» YOUR TASK: Quote the records below in full, exactly as given, with the images taken out.

(Stored entries)
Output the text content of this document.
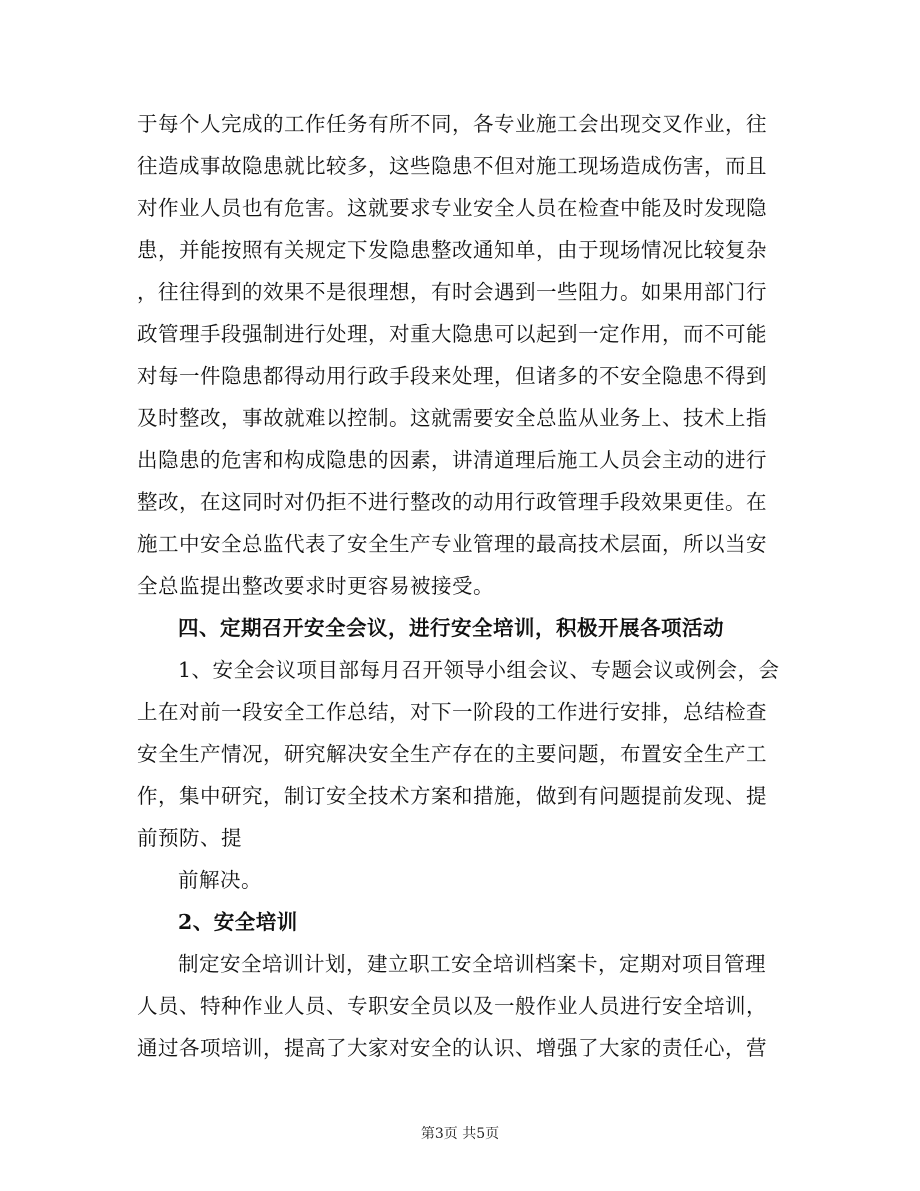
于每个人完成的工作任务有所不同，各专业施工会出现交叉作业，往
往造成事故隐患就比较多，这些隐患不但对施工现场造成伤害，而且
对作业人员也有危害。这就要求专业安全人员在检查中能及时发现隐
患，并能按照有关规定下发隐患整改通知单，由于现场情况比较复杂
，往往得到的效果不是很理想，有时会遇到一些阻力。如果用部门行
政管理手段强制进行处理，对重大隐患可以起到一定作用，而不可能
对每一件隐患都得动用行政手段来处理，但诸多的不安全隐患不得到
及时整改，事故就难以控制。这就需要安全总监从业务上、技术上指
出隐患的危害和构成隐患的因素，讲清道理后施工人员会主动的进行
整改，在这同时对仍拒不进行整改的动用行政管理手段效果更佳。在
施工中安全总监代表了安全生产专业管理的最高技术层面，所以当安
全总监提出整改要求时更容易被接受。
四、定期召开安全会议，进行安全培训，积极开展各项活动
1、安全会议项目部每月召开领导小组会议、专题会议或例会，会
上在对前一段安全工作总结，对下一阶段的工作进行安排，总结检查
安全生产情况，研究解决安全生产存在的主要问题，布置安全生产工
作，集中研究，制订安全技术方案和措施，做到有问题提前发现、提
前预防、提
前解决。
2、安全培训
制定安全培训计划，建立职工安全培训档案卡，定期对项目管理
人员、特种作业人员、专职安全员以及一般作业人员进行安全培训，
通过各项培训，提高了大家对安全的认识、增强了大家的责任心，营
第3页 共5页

» COMPLETED TASK:
Output the text content of this document.
于每个人完成的工作任务有所不同，各专业施工会出现交叉作业，往
往造成事故隐患就比较多，这些隐患不但对施工现场造成伤害，而且
对作业人员也有危害。这就要求专业安全人员在检查中能及时发现隐
患，并能按照有关规定下发隐患整改通知单，由于现场情况比较复杂
，往往得到的效果不是很理想，有时会遇到一些阻力。如果用部门行
政管理手段强制进行处理，对重大隐患可以起到一定作用，而不可能
对每一件隐患都得动用行政手段来处理，但诸多的不安全隐患不得到
及时整改，事故就难以控制。这就需要安全总监从业务上、技术上指
出隐患的危害和构成隐患的因素，讲清道理后施工人员会主动的进行
整改，在这同时对仍拒不进行整改的动用行政管理手段效果更佳。在
施工中安全总监代表了安全生产专业管理的最高技术层面，所以当安
全总监提出整改要求时更容易被接受。
四、定期召开安全会议，进行安全培训，积极开展各项活动
1、安全会议项目部每月召开领导小组会议、专题会议或例会，会
上在对前一段安全工作总结，对下一阶段的工作进行安排，总结检查
安全生产情况，研究解决安全生产存在的主要问题，布置安全生产工
作，集中研究，制订安全技术方案和措施，做到有问题提前发现、提
前预防、提
前解决。
2、安全培训
制定安全培训计划，建立职工安全培训档案卡，定期对项目管理
人员、特种作业人员、专职安全员以及一般作业人员进行安全培训，
通过各项培训，提高了大家对安全的认识、增强了大家的责任心，营
第3页 共5页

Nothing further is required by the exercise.